[WHAT THE EXERCISE ASKS] Will you transcribe all the entries word for word, skipping the pictures they hold?

[RECORD EXTRACTS]
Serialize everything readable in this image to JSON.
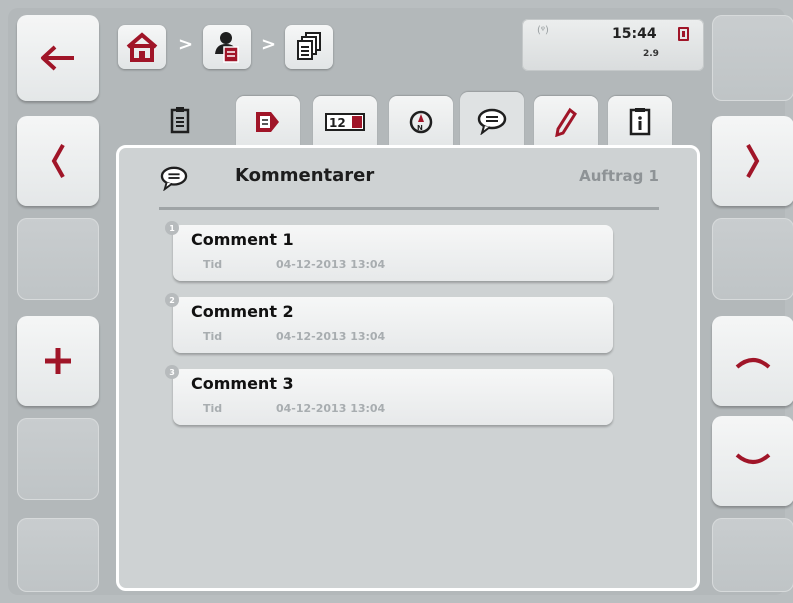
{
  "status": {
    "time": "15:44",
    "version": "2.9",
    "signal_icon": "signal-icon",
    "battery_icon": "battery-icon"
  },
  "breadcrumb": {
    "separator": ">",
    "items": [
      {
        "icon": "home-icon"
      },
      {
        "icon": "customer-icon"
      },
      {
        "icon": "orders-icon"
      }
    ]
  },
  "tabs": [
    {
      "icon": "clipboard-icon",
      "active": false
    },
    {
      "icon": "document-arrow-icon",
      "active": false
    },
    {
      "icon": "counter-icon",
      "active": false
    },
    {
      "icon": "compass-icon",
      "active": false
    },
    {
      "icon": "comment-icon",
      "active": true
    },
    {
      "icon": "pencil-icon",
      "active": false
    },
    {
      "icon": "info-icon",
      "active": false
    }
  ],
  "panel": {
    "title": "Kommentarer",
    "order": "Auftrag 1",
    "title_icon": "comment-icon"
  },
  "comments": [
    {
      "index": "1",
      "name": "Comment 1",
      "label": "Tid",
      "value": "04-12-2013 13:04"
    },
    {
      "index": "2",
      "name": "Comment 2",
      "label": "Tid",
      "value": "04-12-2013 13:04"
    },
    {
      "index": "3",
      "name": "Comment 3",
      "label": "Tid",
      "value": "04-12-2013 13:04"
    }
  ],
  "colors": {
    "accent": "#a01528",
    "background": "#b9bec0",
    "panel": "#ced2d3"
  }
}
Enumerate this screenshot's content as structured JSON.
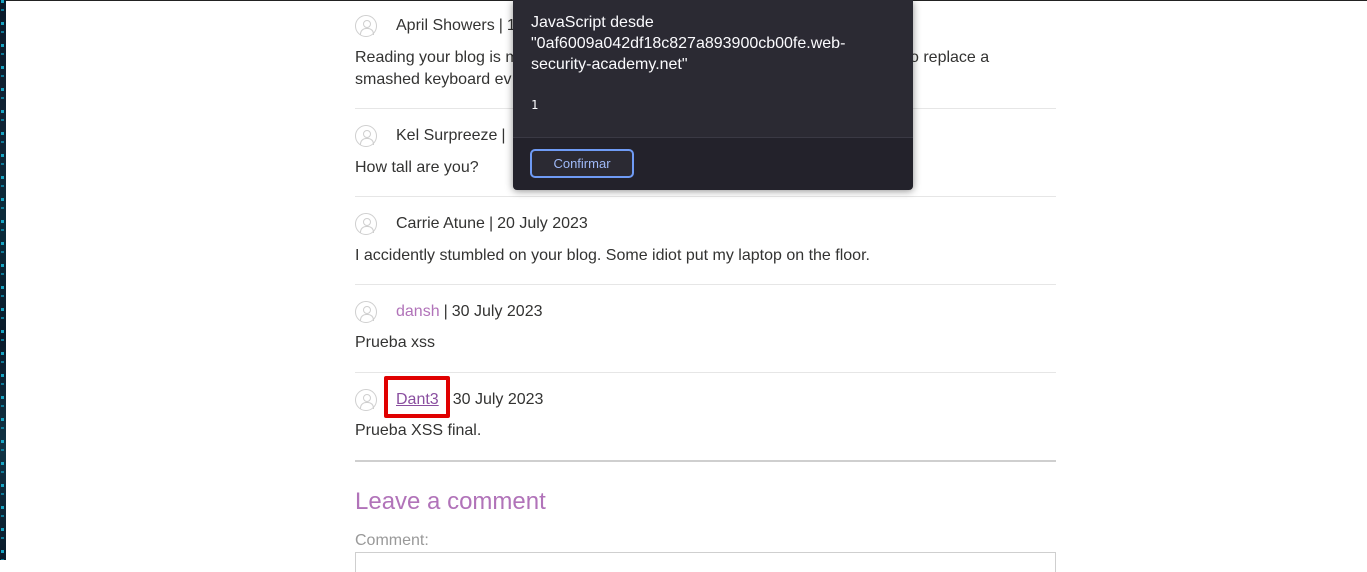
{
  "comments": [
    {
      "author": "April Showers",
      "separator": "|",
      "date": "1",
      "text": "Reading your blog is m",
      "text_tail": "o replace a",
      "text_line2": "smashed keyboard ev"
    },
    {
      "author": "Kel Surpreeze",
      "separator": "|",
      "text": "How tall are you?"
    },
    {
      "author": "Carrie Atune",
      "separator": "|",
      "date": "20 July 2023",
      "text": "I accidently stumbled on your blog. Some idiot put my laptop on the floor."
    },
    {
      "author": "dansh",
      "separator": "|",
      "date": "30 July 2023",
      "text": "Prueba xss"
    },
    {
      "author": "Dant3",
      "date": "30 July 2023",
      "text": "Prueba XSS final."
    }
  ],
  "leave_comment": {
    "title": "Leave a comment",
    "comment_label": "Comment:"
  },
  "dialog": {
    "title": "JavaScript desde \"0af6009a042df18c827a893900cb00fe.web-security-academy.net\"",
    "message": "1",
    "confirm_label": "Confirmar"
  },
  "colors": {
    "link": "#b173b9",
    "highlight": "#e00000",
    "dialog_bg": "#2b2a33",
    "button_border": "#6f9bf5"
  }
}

[RESPONSE TO THE TASK]
Serialize everything readable in this image to JSON.
{
  "status": {
    "time": "15:44",
    "version": "2.9",
    "signal_icon": "signal-icon",
    "battery_icon": "battery-icon"
  },
  "breadcrumb": {
    "separator": ">",
    "items": [
      {
        "icon": "home-icon"
      },
      {
        "icon": "customer-icon"
      },
      {
        "icon": "orders-icon"
      }
    ]
  },
  "tabs": [
    {
      "icon": "clipboard-icon",
      "active": false
    },
    {
      "icon": "document-arrow-icon",
      "active": false
    },
    {
      "icon": "counter-icon",
      "active": false
    },
    {
      "icon": "compass-icon",
      "active": false
    },
    {
      "icon": "comment-icon",
      "active": true
    },
    {
      "icon": "pencil-icon",
      "active": false
    },
    {
      "icon": "info-icon",
      "active": false
    }
  ],
  "panel": {
    "title": "Kommentarer",
    "order": "Auftrag 1",
    "title_icon": "comment-icon"
  },
  "comments": [
    {
      "index": "1",
      "name": "Comment 1",
      "label": "Tid",
      "value": "04-12-2013 13:04"
    },
    {
      "index": "2",
      "name": "Comment 2",
      "label": "Tid",
      "value": "04-12-2013 13:04"
    },
    {
      "index": "3",
      "name": "Comment 3",
      "label": "Tid",
      "value": "04-12-2013 13:04"
    }
  ],
  "colors": {
    "accent": "#a01528",
    "background": "#b9bec0",
    "panel": "#ced2d3"
  }
}
Enumerate this screenshot's content as structured JSON.
{
  "comments": [
    {
      "author": "April Showers",
      "separator": "|",
      "date": "1",
      "text": "Reading your blog is m",
      "text_tail": "o replace a",
      "text_line2": "smashed keyboard ev"
    },
    {
      "author": "Kel Surpreeze",
      "separator": "|",
      "text": "How tall are you?"
    },
    {
      "author": "Carrie Atune",
      "separator": "|",
      "date": "20 July 2023",
      "text": "I accidently stumbled on your blog. Some idiot put my laptop on the floor."
    },
    {
      "author": "dansh",
      "separator": "|",
      "date": "30 July 2023",
      "text": "Prueba xss"
    },
    {
      "author": "Dant3",
      "date": "30 July 2023",
      "text": "Prueba XSS final."
    }
  ],
  "leave_comment": {
    "title": "Leave a comment",
    "comment_label": "Comment:"
  },
  "dialog": {
    "title": "JavaScript desde \"0af6009a042df18c827a893900cb00fe.web-security-academy.net\"",
    "message": "1",
    "confirm_label": "Confirmar"
  },
  "colors": {
    "link": "#b173b9",
    "highlight": "#e00000",
    "dialog_bg": "#2b2a33",
    "button_border": "#6f9bf5"
  }
}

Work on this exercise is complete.